» **SET EXERCISE**
How many lines of the data include the string "phẩm"? State the number and nothing else.

*** DATA TO USE

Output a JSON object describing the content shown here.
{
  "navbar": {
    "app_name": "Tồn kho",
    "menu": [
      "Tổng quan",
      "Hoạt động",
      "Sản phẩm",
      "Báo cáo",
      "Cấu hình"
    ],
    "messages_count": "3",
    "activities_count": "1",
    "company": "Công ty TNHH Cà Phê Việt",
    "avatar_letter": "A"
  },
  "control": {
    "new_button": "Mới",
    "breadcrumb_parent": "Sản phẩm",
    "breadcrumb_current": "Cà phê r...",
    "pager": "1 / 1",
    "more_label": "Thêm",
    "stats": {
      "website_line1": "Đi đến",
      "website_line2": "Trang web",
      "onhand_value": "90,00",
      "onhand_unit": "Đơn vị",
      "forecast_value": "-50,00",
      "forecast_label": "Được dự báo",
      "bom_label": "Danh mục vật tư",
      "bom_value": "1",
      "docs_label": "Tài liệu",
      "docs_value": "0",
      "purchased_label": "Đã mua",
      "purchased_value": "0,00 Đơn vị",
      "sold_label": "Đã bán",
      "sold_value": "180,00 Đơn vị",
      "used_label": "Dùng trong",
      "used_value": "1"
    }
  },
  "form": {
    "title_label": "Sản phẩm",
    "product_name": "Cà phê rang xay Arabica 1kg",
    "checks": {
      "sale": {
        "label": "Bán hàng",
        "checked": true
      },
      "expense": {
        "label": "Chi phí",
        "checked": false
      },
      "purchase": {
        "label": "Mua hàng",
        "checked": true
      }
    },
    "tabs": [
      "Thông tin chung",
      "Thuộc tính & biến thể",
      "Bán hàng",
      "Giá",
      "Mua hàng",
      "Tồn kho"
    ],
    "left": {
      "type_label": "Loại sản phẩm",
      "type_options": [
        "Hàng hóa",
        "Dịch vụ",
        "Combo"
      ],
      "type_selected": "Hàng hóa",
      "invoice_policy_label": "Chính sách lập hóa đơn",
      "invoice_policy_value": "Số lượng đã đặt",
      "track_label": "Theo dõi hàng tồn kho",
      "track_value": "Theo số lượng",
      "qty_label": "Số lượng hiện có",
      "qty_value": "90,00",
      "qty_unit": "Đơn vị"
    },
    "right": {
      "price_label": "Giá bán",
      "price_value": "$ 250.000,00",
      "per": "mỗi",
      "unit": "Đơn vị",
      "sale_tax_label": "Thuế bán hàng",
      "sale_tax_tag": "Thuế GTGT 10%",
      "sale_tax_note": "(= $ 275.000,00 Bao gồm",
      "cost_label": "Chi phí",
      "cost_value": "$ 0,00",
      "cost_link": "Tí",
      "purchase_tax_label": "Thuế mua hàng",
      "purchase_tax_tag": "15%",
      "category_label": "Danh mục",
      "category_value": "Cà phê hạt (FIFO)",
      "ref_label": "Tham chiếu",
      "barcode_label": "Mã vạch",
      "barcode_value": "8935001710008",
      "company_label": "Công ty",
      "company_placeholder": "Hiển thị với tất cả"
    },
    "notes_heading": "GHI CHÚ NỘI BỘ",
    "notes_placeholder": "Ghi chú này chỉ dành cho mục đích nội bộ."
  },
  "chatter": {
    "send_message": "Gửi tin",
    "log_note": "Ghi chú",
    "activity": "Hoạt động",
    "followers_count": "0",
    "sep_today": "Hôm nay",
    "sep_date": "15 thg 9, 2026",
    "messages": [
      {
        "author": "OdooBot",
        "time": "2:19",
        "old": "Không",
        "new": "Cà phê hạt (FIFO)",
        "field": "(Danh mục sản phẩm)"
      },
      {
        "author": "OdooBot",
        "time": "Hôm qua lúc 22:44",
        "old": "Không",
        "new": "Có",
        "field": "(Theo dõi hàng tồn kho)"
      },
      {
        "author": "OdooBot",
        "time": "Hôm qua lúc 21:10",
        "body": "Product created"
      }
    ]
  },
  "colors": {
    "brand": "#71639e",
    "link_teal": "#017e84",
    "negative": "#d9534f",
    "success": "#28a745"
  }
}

******

» **ANSWER TO THIS EXERCISE**
5